Extract every line that includes the string "April".

=======

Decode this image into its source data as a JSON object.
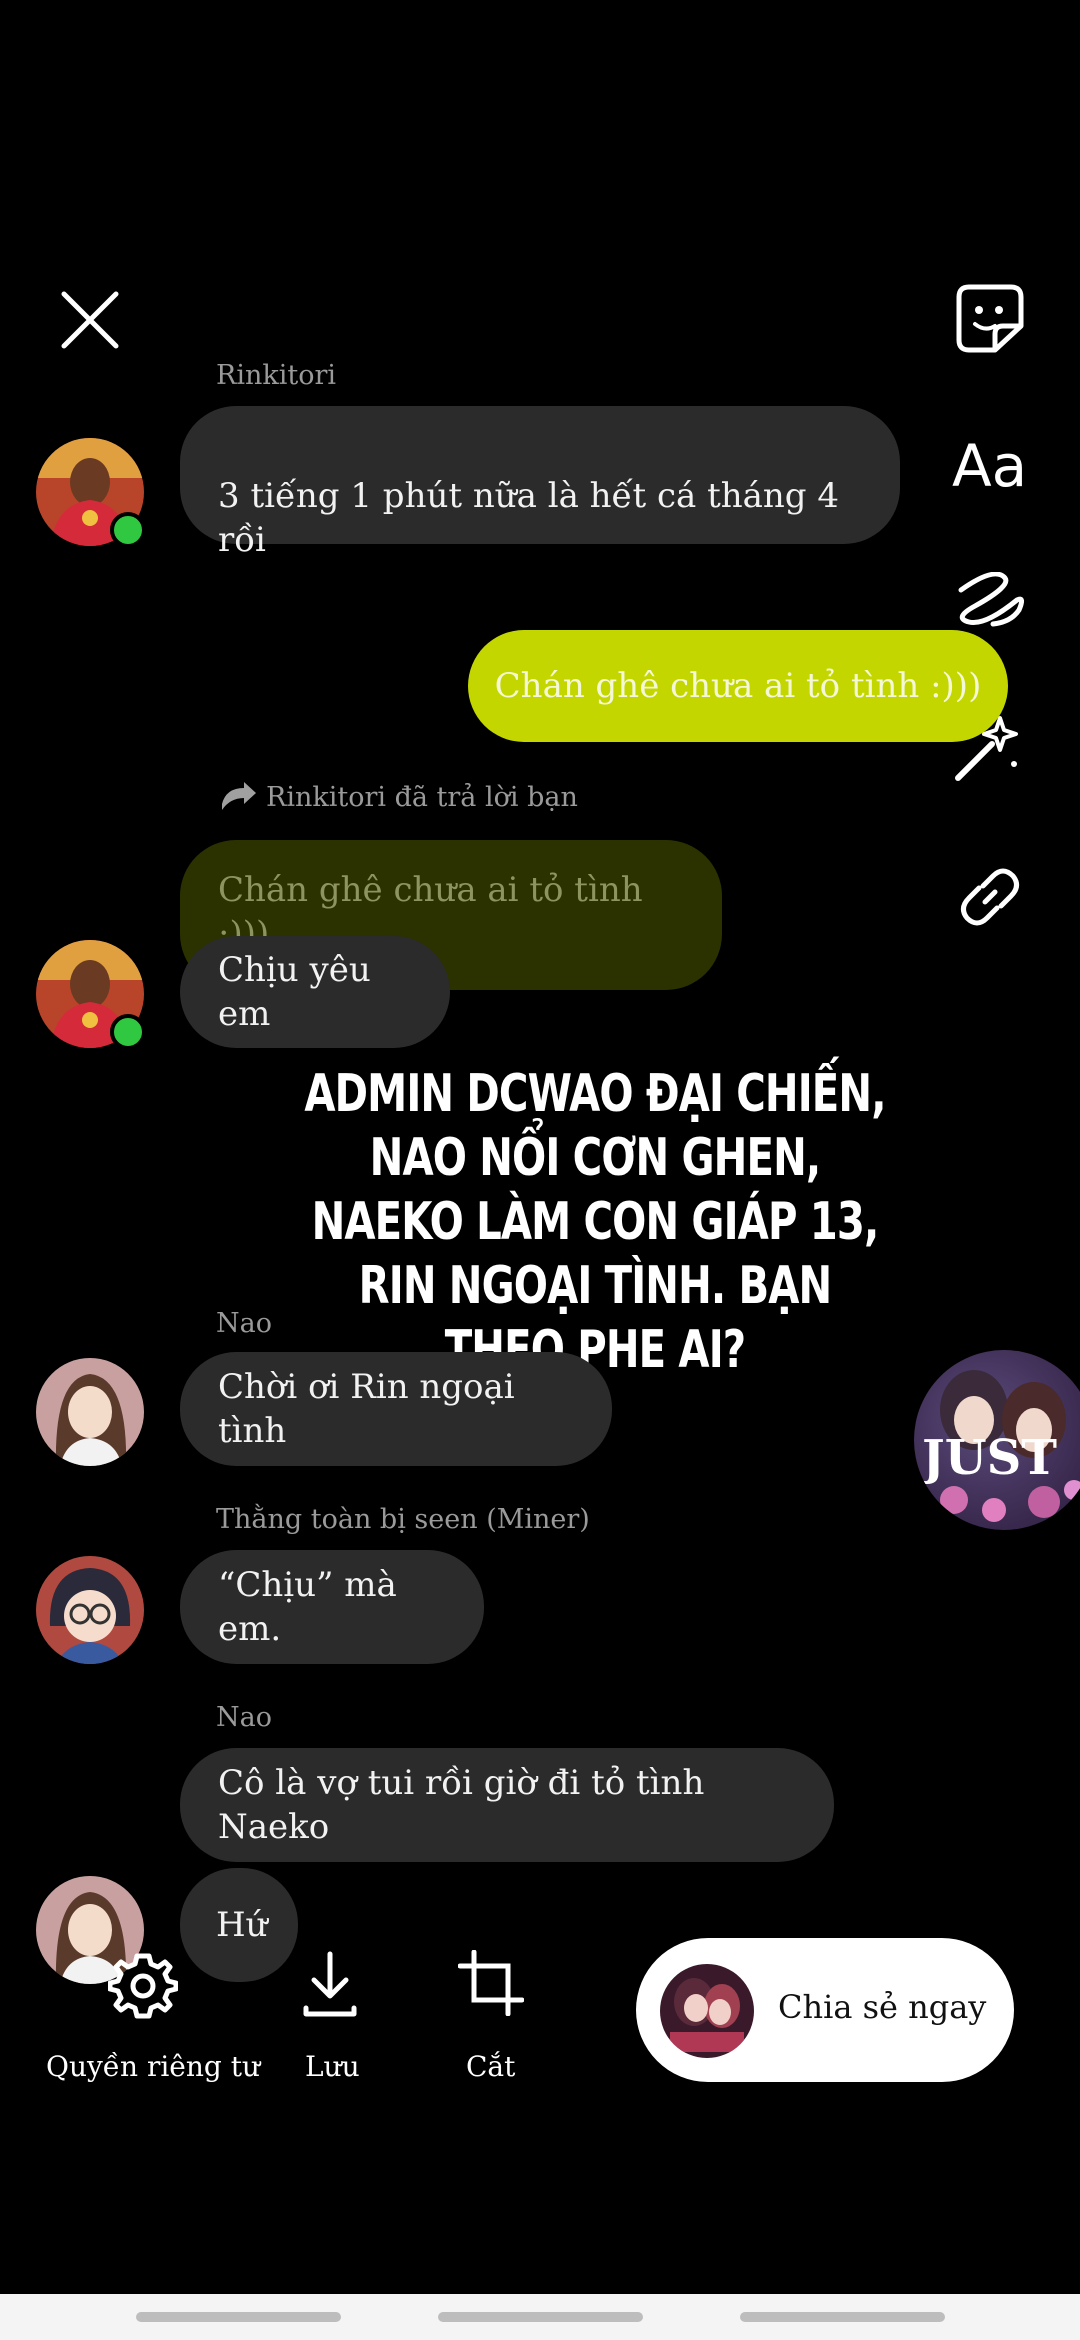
{
  "editor": {
    "close_icon": "close-icon",
    "tools": [
      {
        "name": "sticker-icon"
      },
      {
        "name": "text-tool",
        "label": "Aa"
      },
      {
        "name": "draw-icon"
      },
      {
        "name": "effects-icon"
      },
      {
        "name": "link-icon"
      }
    ]
  },
  "chat": {
    "msg1": {
      "sender": "Rinkitori",
      "text": "3 tiếng 1 phút nữa là hết cá tháng 4\nrồi"
    },
    "msg2": {
      "text": "Chán ghê chưa ai tỏ tình :)))",
      "color": "#c3d600"
    },
    "reply_note": "Rinkitori đã trả lời bạn",
    "reply_quote": "Chán ghê chưa ai tỏ tình :)))",
    "msg3": {
      "text": "Chịu yêu em"
    },
    "msg4": {
      "sender": "Nao",
      "text": "Chời ơi Rin ngoại tình"
    },
    "msg5": {
      "sender": "Thằng toàn bị seen (Miner)",
      "text": "“Chịu” mà em."
    },
    "msg6": {
      "sender": "Nao",
      "text": "Cô là vợ tui rồi giờ đi tỏ tình Naeko"
    },
    "msg7": {
      "text": "Hứ"
    }
  },
  "overlay_caption": "ADMIN DCWAO ĐẠI CHIẾN, NAO NỔI CƠN GHEN, NAEKO LÀM CON GIÁP 13, RIN NGOẠI TÌNH. BẠN THEO PHE AI?",
  "sticker_text": "JUST",
  "bottom": {
    "privacy_label": "Quyền riêng tư",
    "save_label": "Lưu",
    "crop_label": "Cắt",
    "share_label": "Chia sẻ ngay"
  }
}
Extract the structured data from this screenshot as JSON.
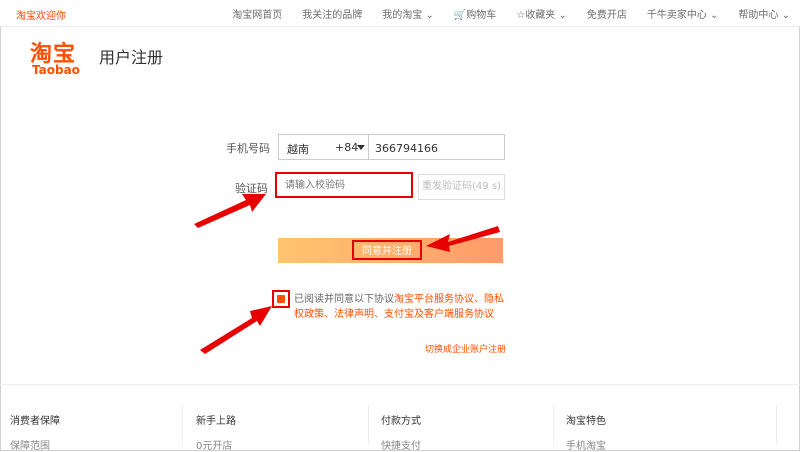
{
  "topbar": {
    "welcome": "淘宝欢迎你",
    "links": [
      "淘宝网首页",
      "我关注的品牌",
      "我的淘宝",
      "购物车",
      "收藏夹",
      "免费开店",
      "千牛卖家中心",
      "帮助中心"
    ]
  },
  "logo": {
    "cn": "淘宝",
    "en": "Taobao"
  },
  "page_title": "用户注册",
  "form": {
    "phone_label": "手机号码",
    "country": "越南",
    "country_code": "+84",
    "phone_value": "366794166",
    "code_label": "验证码",
    "code_placeholder": "请输入校验码",
    "resend_label": "重发验证码(49 s)",
    "submit_label": "同意并注册"
  },
  "agreement": {
    "prefix": "已阅读并同意以下协议",
    "terms": "淘宝平台服务协议、隐私权政策、法律声明、支付宝及客户端服务协议"
  },
  "enterprise_link": "切换成企业账户注册",
  "footer": {
    "columns": [
      {
        "title": "消费者保障",
        "item": "保障范围"
      },
      {
        "title": "新手上路",
        "item": "0元开店"
      },
      {
        "title": "付款方式",
        "item": "快捷支付"
      },
      {
        "title": "淘宝特色",
        "item": "手机淘宝"
      }
    ]
  },
  "colors": {
    "accent": "#ff5000",
    "annotation": "#e60000"
  }
}
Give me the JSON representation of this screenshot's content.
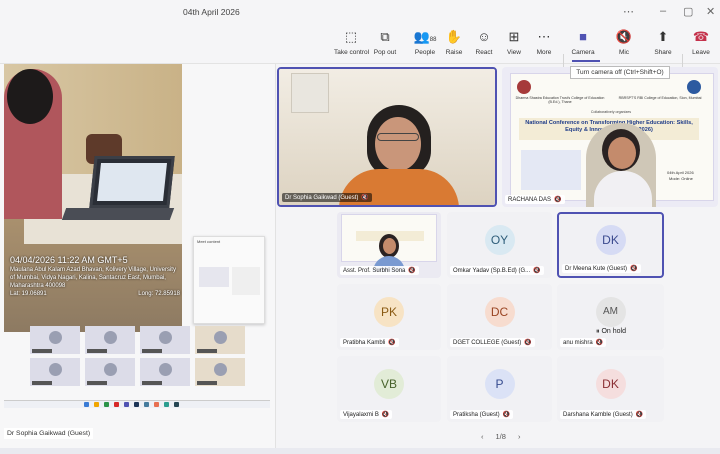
{
  "window": {
    "title": "04th April 2026"
  },
  "toolbar": {
    "take_control": "Take control",
    "pop_out": "Pop out",
    "people": "People",
    "people_count": "88",
    "raise": "Raise",
    "react": "React",
    "view": "View",
    "more": "More",
    "camera": "Camera",
    "mic": "Mic",
    "share": "Share",
    "leave": "Leave",
    "tooltip": "Turn camera off (Ctrl+Shift+O)"
  },
  "photo_overlay": {
    "timestamp": "04/04/2026 11:22 AM  GMT+5",
    "address": "Maulana Abul Kalam Azad Bhavan, Kolivery Village, University of Mumbai, Vidya Nagari, Kalina, Santacruz East, Mumbai, Maharashtra 400098",
    "lat": "Lat: 19.06891",
    "long": "Long: 72.85918"
  },
  "shared_window": {
    "header": "Meet content"
  },
  "left_name_tag": "Dr Sophia Gaikwad (Guest)",
  "slide": {
    "org": "Dharma Shastra Education Trust's College of Education (B.Ed.), Thane",
    "org2": "RBRSPT'S RBI College of Education, Sion, Mumbai",
    "collab": "Collaboratively organizes",
    "title": "National Conference on Transforming Higher Education: Skills, Equity & Innovation (NCHE 2026)",
    "date": "04th April 2026",
    "mode": "Mode: Online"
  },
  "tiles": [
    {
      "name": "Dr Sophia Gaikwad (Guest)",
      "selected": true
    },
    {
      "name": "RACHANA DAS",
      "selected": false
    },
    {
      "name": "Asst. Prof. Surbhi Sona",
      "selected": false
    },
    {
      "name": "Omkar Yadav (Sp.B.Ed) (G...",
      "initials": "OY",
      "bg": "#d9e9f2",
      "fg": "#2f5e7a",
      "selected": false
    },
    {
      "name": "Dr Meena Kute (Guest)",
      "initials": "DK",
      "bg": "#d6dbf4",
      "fg": "#3b4a8f",
      "selected": true
    },
    {
      "name": "Pratibha Kambli",
      "initials": "PK",
      "bg": "#f7e3c4",
      "fg": "#8a5a12",
      "selected": false
    },
    {
      "name": "DGET COLLEGE (Guest)",
      "initials": "DC",
      "bg": "#f7dccf",
      "fg": "#9a4523",
      "selected": false
    },
    {
      "name": "anu mishra",
      "initials": "AM",
      "bg": "#e4e4e4",
      "fg": "#555555",
      "selected": false
    },
    {
      "name": "Vijayalaxmi B",
      "initials": "VB",
      "bg": "#e2ecd7",
      "fg": "#46612a",
      "selected": false
    },
    {
      "name": "Pratiksha (Guest)",
      "initials": "P",
      "bg": "#dbe2f6",
      "fg": "#354b8f",
      "selected": false
    },
    {
      "name": "Darshana Kamble (Guest)",
      "initials": "DK",
      "bg": "#f5dede",
      "fg": "#8a2f34",
      "selected": false
    }
  ],
  "on_hold": "On hold",
  "pager": {
    "prev": "‹",
    "label": "1/8",
    "next": "›"
  }
}
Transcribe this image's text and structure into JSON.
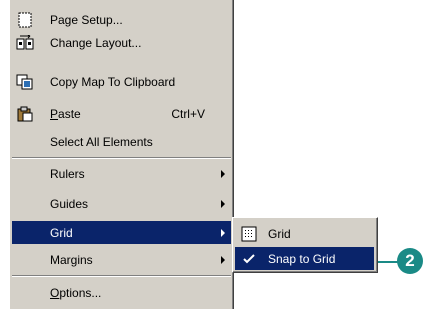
{
  "menu": {
    "items": [
      {
        "icon": "page-setup-icon",
        "label": "Page Setup..."
      },
      {
        "icon": "change-layout-icon",
        "label": "Change Layout..."
      },
      {
        "icon": "copy-map-icon",
        "label": "Copy Map To Clipboard"
      },
      {
        "icon": "paste-icon",
        "label_underlined": "P",
        "label_rest": "aste",
        "shortcut": "Ctrl+V"
      },
      {
        "label": "Select All Elements"
      },
      {
        "label": "Rulers"
      },
      {
        "label": "Guides"
      },
      {
        "label": "Grid",
        "selected": true
      },
      {
        "label": "Margins"
      },
      {
        "label_underlined": "O",
        "label_rest": "ptions..."
      }
    ]
  },
  "submenu": {
    "items": [
      {
        "icon": "grid-icon",
        "label": "Grid"
      },
      {
        "icon": "checkmark-icon",
        "label": "Snap to Grid",
        "selected": true
      }
    ]
  },
  "callout": {
    "number": "2",
    "color": "#1a8a86"
  },
  "colors": {
    "menu_bg": "#d4d0c8",
    "highlight": "#0a246a"
  }
}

=======

• _Solution to the exercise_
    "title": "04th April 2026"
    "date": "04th April 2026",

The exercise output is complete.